*Exercise objective:*
The entries below need to be written out exactly, with no pictures included.

# Data supplied start

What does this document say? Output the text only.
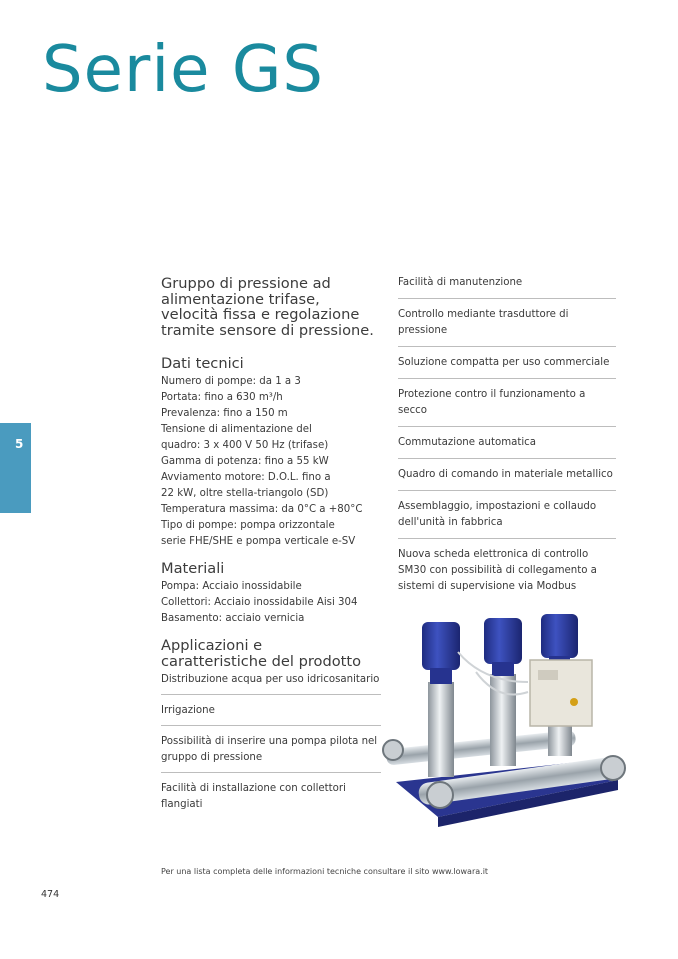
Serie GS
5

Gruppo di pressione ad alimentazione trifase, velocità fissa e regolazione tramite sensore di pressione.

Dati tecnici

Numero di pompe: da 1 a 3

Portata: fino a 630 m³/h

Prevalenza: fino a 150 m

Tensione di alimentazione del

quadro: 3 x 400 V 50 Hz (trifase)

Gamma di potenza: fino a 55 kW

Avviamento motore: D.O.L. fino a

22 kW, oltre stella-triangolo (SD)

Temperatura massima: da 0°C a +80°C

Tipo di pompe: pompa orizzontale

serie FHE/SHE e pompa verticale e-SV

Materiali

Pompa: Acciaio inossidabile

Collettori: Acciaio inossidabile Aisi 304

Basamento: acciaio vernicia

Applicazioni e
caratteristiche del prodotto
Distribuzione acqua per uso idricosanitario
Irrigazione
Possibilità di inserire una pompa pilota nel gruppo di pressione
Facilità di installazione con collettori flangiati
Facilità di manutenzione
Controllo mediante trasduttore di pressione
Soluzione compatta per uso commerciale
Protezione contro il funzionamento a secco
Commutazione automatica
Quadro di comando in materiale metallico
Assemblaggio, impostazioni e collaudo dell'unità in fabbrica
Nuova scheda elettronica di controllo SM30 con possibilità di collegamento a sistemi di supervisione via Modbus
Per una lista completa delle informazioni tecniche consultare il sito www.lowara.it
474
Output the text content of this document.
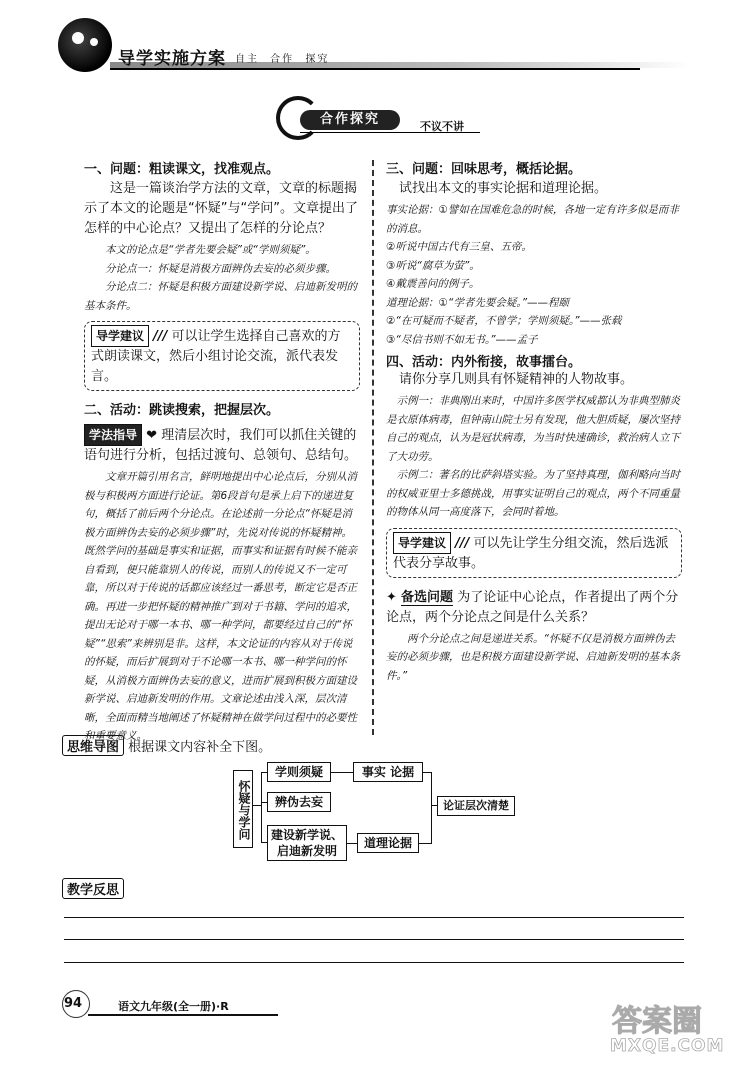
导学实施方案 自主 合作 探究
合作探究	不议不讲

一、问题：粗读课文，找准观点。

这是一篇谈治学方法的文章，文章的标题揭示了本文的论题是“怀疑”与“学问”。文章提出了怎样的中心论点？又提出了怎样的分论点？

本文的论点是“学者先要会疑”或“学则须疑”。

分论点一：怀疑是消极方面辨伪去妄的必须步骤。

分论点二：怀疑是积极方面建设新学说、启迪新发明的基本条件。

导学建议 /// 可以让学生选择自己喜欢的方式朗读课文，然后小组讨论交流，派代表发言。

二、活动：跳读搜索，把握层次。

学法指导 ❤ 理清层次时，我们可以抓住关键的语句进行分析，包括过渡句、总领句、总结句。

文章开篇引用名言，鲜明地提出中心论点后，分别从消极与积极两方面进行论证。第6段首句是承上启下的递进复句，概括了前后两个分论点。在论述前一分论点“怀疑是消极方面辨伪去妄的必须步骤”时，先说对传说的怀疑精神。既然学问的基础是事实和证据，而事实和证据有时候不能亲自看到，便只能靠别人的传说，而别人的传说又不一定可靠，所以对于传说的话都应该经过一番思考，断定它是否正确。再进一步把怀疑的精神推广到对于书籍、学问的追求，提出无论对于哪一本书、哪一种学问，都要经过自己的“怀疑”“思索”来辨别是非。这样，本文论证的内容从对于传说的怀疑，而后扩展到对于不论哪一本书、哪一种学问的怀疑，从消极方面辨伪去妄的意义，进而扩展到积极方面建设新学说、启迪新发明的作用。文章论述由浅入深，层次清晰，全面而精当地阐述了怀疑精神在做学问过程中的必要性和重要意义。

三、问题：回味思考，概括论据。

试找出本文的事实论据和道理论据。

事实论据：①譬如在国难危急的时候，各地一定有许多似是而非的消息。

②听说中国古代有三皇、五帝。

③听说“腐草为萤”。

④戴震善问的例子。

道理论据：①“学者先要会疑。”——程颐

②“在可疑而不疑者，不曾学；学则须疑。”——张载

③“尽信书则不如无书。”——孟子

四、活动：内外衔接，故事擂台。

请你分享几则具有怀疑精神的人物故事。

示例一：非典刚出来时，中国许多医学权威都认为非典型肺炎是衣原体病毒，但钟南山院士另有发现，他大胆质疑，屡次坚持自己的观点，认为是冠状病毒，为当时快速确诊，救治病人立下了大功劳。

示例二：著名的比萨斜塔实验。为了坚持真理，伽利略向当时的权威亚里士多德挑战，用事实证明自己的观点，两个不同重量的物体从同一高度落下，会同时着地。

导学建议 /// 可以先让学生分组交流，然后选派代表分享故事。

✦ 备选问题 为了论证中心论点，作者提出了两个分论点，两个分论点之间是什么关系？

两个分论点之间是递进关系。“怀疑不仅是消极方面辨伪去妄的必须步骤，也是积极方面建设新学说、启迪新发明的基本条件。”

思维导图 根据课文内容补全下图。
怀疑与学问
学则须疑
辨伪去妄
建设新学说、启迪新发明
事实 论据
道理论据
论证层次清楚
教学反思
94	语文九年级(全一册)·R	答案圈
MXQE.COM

# Data supplied end

*Written answer:*
What does this document say? Output the text only.
Serie GS
5

Gruppo di pressione ad alimentazione trifase, velocità fissa e regolazione tramite sensore di pressione.

Dati tecnici

Numero di pompe: da 1 a 3

Portata: fino a 630 m³/h

Prevalenza: fino a 150 m

Tensione di alimentazione del

quadro: 3 x 400 V 50 Hz (trifase)

Gamma di potenza: fino a 55 kW

Avviamento motore: D.O.L. fino a

22 kW, oltre stella-triangolo (SD)

Temperatura massima: da 0°C a +80°C

Tipo di pompe: pompa orizzontale

serie FHE/SHE e pompa verticale e-SV

Materiali

Pompa: Acciaio inossidabile

Collettori: Acciaio inossidabile Aisi 304

Basamento: acciaio vernicia

Applicazioni e
caratteristiche del prodotto
Distribuzione acqua per uso idricosanitario
Irrigazione
Possibilità di inserire una pompa pilota nel gruppo di pressione
Facilità di installazione con collettori flangiati
Facilità di manutenzione
Controllo mediante trasduttore di pressione
Soluzione compatta per uso commerciale
Protezione contro il funzionamento a secco
Commutazione automatica
Quadro di comando in materiale metallico
Assemblaggio, impostazioni e collaudo dell'unità in fabbrica
Nuova scheda elettronica di controllo SM30 con possibilità di collegamento a sistemi di supervisione via Modbus
Per una lista completa delle informazioni tecniche consultare il sito www.lowara.it
474
Output the text content of this document.
导学实施方案 自主 合作 探究
合作探究	不议不讲

一、问题：粗读课文，找准观点。

这是一篇谈治学方法的文章，文章的标题揭示了本文的论题是“怀疑”与“学问”。文章提出了怎样的中心论点？又提出了怎样的分论点？

本文的论点是“学者先要会疑”或“学则须疑”。

分论点一：怀疑是消极方面辨伪去妄的必须步骤。

分论点二：怀疑是积极方面建设新学说、启迪新发明的基本条件。

导学建议 /// 可以让学生选择自己喜欢的方式朗读课文，然后小组讨论交流，派代表发言。

二、活动：跳读搜索，把握层次。

学法指导 ❤ 理清层次时，我们可以抓住关键的语句进行分析，包括过渡句、总领句、总结句。

文章开篇引用名言，鲜明地提出中心论点后，分别从消极与积极两方面进行论证。第6段首句是承上启下的递进复句，概括了前后两个分论点。在论述前一分论点“怀疑是消极方面辨伪去妄的必须步骤”时，先说对传说的怀疑精神。既然学问的基础是事实和证据，而事实和证据有时候不能亲自看到，便只能靠别人的传说，而别人的传说又不一定可靠，所以对于传说的话都应该经过一番思考，断定它是否正确。再进一步把怀疑的精神推广到对于书籍、学问的追求，提出无论对于哪一本书、哪一种学问，都要经过自己的“怀疑”“思索”来辨别是非。这样，本文论证的内容从对于传说的怀疑，而后扩展到对于不论哪一本书、哪一种学问的怀疑，从消极方面辨伪去妄的意义，进而扩展到积极方面建设新学说、启迪新发明的作用。文章论述由浅入深，层次清晰，全面而精当地阐述了怀疑精神在做学问过程中的必要性和重要意义。

三、问题：回味思考，概括论据。

试找出本文的事实论据和道理论据。

事实论据：①譬如在国难危急的时候，各地一定有许多似是而非的消息。

②听说中国古代有三皇、五帝。

③听说“腐草为萤”。

④戴震善问的例子。

道理论据：①“学者先要会疑。”——程颐

②“在可疑而不疑者，不曾学；学则须疑。”——张载

③“尽信书则不如无书。”——孟子

四、活动：内外衔接，故事擂台。

请你分享几则具有怀疑精神的人物故事。

示例一：非典刚出来时，中国许多医学权威都认为非典型肺炎是衣原体病毒，但钟南山院士另有发现，他大胆质疑，屡次坚持自己的观点，认为是冠状病毒，为当时快速确诊，救治病人立下了大功劳。

示例二：著名的比萨斜塔实验。为了坚持真理，伽利略向当时的权威亚里士多德挑战，用事实证明自己的观点，两个不同重量的物体从同一高度落下，会同时着地。

导学建议 /// 可以先让学生分组交流，然后选派代表分享故事。

✦ 备选问题 为了论证中心论点，作者提出了两个分论点，两个分论点之间是什么关系？

两个分论点之间是递进关系。“怀疑不仅是消极方面辨伪去妄的必须步骤，也是积极方面建设新学说、启迪新发明的基本条件。”

思维导图 根据课文内容补全下图。
怀疑与学问
学则须疑
辨伪去妄
建设新学说、启迪新发明
事实 论据
道理论据
论证层次清楚
教学反思
94	语文九年级(全一册)·R	答案圈
MXQE.COM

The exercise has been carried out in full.